══ AVAILABLE DATA

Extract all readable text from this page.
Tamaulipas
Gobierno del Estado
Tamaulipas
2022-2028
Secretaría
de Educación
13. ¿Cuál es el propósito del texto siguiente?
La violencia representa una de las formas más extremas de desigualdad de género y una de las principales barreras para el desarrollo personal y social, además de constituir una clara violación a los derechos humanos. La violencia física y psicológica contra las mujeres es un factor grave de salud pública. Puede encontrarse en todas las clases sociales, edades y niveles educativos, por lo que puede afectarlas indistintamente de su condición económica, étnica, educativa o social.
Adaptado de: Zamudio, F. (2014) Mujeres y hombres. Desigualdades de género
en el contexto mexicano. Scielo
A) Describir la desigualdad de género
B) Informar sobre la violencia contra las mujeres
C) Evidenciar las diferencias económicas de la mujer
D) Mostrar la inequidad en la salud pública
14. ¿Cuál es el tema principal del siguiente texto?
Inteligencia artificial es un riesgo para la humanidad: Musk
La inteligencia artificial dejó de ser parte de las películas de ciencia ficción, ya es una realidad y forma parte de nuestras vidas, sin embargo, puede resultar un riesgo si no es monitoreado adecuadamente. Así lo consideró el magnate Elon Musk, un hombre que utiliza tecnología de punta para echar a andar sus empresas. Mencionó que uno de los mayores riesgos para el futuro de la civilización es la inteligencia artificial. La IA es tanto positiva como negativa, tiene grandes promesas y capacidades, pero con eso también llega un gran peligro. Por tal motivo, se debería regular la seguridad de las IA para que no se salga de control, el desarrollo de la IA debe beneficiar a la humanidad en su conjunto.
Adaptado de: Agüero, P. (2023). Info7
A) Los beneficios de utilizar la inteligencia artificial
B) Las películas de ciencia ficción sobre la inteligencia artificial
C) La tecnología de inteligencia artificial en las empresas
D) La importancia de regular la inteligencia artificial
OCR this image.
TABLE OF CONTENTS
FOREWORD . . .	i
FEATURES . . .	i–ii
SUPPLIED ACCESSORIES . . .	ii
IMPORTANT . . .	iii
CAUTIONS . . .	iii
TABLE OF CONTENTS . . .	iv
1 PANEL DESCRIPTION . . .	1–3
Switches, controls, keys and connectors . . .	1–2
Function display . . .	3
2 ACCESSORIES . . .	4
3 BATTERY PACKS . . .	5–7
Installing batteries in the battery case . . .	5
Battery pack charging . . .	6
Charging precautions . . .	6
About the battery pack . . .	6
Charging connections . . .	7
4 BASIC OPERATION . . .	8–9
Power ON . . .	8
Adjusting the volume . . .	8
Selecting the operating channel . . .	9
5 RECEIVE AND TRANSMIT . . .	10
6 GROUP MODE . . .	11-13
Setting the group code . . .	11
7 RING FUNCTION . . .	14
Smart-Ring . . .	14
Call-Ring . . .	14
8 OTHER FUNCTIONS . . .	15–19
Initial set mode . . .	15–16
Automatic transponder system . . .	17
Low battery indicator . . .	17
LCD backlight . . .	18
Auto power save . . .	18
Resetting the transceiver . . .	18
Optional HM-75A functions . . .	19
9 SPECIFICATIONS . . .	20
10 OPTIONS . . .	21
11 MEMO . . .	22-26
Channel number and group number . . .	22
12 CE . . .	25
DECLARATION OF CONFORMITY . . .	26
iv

════

From the line containing "OCR this image." through the closing line of the material above, return every line exactly and omit all others.

▶ **WRITTEN REPLY**
OCR this image.
TABLE OF CONTENTS
FOREWORD . . .	i
FEATURES . . .	i–ii
SUPPLIED ACCESSORIES . . .	ii
IMPORTANT . . .	iii
CAUTIONS . . .	iii
TABLE OF CONTENTS . . .	iv
1 PANEL DESCRIPTION . . .	1–3
Switches, controls, keys and connectors . . .	1–2
Function display . . .	3
2 ACCESSORIES . . .	4
3 BATTERY PACKS . . .	5–7
Installing batteries in the battery case . . .	5
Battery pack charging . . .	6
Charging precautions . . .	6
About the battery pack . . .	6
Charging connections . . .	7
4 BASIC OPERATION . . .	8–9
Power ON . . .	8
Adjusting the volume . . .	8
Selecting the operating channel . . .	9
5 RECEIVE AND TRANSMIT . . .	10
6 GROUP MODE . . .	11-13
Setting the group code . . .	11
7 RING FUNCTION . . .	14
Smart-Ring . . .	14
Call-Ring . . .	14
8 OTHER FUNCTIONS . . .	15–19
Initial set mode . . .	15–16
Automatic transponder system . . .	17
Low battery indicator . . .	17
LCD backlight . . .	18
Auto power save . . .	18
Resetting the transceiver . . .	18
Optional HM-75A functions . . .	19
9 SPECIFICATIONS . . .	20
10 OPTIONS . . .	21
11 MEMO . . .	22-26
Channel number and group number . . .	22
12 CE . . .	25
DECLARATION OF CONFORMITY . . .	26
iv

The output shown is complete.